TEXT PROVIDED:
The theater was named Zapolyarny and ceased existing three years later, though leaving the first stationary city theater in Igarka instead.
The date of the foundation of the First Zapolyarny theater is 1936. The second Zapolyarny appeared in Norilsk in 1941. Letters from its first director helped to restore the initial period of the theater in Norilsk before its 50th anniversary.
Grigory Borodenko directed the Second Polar Theater from September 25, 1941 to October 28, 1947. In 1987 he turned 76 years old, and lived by this time in Alushta. In his messages, first to the theater, and then to the museum, Borodenko spoke in detail about how the northernmost theater began. The story was illustrated with programs and photographs from the negatives he kept. In the theater from the first days, a photo laboratory was organized, and the director himself was the photographer.
So, Borodenko made the now famous photograph of the first troupe after the rehearsal of Gorky’s play At the Bottom, keeping the names of all its participants. One of them, hairdresser Pavel Korkin (far left in the second row in the photo below), handed over the program of that performance to the museum. The program itself from 1942 lists 16 performers, while the first troupe consisted of only 13 people. It is clear that the director, the hairdresser, and even the prisoner Alexey Tagaev (the far left in the front row) played. He was taken to the play under escort for the role of Tatar.
Pavel Korkin, who has preserved the rarity, came to Norilsk from Igarka, where he had begun in the very First Polar Theater. He was well acquainted with the prima of the Maly Theater, Vera Pashennaya, who organized the theater in Igarka. According to his recollections, the actress was also a talented artist and she herself painted the scenery for some performances. It was she who suggested that the theatrical carpenter Korkin should move to the dressing room, determining the further fate of the honored cultural worker. Korkin studied makeup from the masters of the Maly Theater, who came to the performances.

ENTRIES SUPPLIED:
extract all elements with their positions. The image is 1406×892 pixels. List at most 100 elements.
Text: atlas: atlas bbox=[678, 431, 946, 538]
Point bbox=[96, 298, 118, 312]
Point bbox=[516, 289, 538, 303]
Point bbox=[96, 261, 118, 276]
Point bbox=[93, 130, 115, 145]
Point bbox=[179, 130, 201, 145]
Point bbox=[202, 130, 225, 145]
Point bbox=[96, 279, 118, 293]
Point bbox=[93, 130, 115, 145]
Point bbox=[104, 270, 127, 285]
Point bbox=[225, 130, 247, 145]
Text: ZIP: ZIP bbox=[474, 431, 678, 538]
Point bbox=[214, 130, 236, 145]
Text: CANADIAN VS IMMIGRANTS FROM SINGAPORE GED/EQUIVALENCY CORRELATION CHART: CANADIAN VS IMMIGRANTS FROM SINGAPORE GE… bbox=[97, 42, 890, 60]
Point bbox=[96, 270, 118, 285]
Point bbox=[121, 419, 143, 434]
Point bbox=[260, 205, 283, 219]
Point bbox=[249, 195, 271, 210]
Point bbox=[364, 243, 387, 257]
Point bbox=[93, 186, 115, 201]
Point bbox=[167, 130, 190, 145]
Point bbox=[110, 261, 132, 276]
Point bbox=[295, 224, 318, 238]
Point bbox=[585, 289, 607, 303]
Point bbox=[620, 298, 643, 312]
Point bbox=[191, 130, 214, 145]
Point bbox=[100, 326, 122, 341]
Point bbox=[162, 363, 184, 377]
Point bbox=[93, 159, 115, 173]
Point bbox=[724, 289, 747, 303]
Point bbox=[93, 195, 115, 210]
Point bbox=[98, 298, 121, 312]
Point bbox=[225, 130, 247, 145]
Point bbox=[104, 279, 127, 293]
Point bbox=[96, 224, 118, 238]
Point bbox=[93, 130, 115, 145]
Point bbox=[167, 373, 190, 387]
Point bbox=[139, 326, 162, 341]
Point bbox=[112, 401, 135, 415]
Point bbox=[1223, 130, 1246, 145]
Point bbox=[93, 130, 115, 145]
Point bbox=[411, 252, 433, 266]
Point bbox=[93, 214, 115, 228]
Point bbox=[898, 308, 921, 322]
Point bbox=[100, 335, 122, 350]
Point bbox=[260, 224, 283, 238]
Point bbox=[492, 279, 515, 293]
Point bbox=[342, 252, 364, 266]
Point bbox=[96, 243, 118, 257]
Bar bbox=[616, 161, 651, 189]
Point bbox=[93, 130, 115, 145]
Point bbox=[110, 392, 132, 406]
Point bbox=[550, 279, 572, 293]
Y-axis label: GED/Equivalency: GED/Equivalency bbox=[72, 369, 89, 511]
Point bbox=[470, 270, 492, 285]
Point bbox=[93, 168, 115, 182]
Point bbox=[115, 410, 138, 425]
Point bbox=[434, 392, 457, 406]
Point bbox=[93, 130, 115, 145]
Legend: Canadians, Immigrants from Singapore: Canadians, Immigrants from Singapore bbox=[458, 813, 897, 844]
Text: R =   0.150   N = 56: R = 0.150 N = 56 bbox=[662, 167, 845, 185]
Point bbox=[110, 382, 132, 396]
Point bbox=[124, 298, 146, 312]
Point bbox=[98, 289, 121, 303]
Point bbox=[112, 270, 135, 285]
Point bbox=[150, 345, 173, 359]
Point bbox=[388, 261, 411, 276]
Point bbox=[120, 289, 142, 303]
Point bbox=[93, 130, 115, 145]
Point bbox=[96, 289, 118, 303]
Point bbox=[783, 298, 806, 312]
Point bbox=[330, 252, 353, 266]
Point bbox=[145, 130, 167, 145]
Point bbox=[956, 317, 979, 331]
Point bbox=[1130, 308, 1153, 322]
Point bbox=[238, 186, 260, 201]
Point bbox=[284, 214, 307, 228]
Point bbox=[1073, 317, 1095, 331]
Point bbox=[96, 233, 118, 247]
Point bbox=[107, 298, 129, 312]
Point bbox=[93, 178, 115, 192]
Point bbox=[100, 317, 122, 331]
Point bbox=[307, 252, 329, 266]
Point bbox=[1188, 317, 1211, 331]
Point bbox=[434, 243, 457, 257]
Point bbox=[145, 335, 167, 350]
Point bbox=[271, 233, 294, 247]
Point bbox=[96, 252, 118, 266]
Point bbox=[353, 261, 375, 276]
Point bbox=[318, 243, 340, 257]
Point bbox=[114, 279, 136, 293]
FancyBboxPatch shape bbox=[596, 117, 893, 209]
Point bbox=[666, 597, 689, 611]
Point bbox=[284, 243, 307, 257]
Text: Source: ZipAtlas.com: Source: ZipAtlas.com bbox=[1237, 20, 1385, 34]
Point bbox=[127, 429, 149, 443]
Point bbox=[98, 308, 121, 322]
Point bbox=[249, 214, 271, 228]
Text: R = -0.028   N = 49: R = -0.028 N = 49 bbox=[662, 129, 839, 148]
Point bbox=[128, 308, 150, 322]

PARTS OF THE EXERCISE:
1 - According to the Norilsk theater history, why does the 1942 program list 16 performers when the first troupe had only 13 people?
2 - Can you repeat the part of the Norilsk theater history that opens with the words containing "Grigory Borodenko directed" and closes with "was the photographer.", word for word?
3 - Could you carry on the Norilsk theater history from where it stops?
The listing is separate material, unrelated to the Norilsk theater history above.

PER-TASK OUTPUTS:
1 - Performers from outside the troupe also took part. The director, the hairdresser, and even the prisoner Alexey Tagaev played, and Tagaev was brought to the play under escort to take the role of Tatar.

2 -
Grigory Borodenko directed the Second Polar Theater from September 25, 1941 to October 28, 1947. In 1987 he turned 76 years old, and lived by this time in Alushta. In his messages, first to the theater, and then to the museum, Borodenko spoke in detail about how the northernmost theater began. The story was illustrated with programs and photographs from the negatives he kept. In the theater from the first days, a photo laboratory was organized, and the director himself was the photographer.

3 -
From the Norilsk period Pavel Korkin singled out the history of the first tour of the Norilsk actors to Dudinka and Dikson, which almost coincided with the attack of the German battleship Admiral Scheer. In addition to the performances in the Dixon sailors’ club, which were attended by Soviet, American and British sailors, the artists took part in the meeting with the audience on the Sedov icebreaker (or Ermak, Pavel did not remember exactly). On the way back, the ship with the guest performers almost came under fire from the Admiral Scheer heading for Dixon.
Pavel Korkin left Norilsk a little earlier than Borodenko and for many years served at the Krasnoyarsk Regional Drama Theater named after Pushkin. He taught make-up and costume history at the theater departments of the Krasnoyarsk School of Arts. In 1944, a new Igarka replenishment came to the theater, linking the First and Second Zapolyarny, until the closure of the First one.
Grigory Borodenko, thanks to whom the theater’s true history was restored to the half-century anniversary of the Norilsk drama, died a year before the theater’s milestone date and his own 80th birthday.
Top photo: artists at the sports parade in Norilsk, 1946.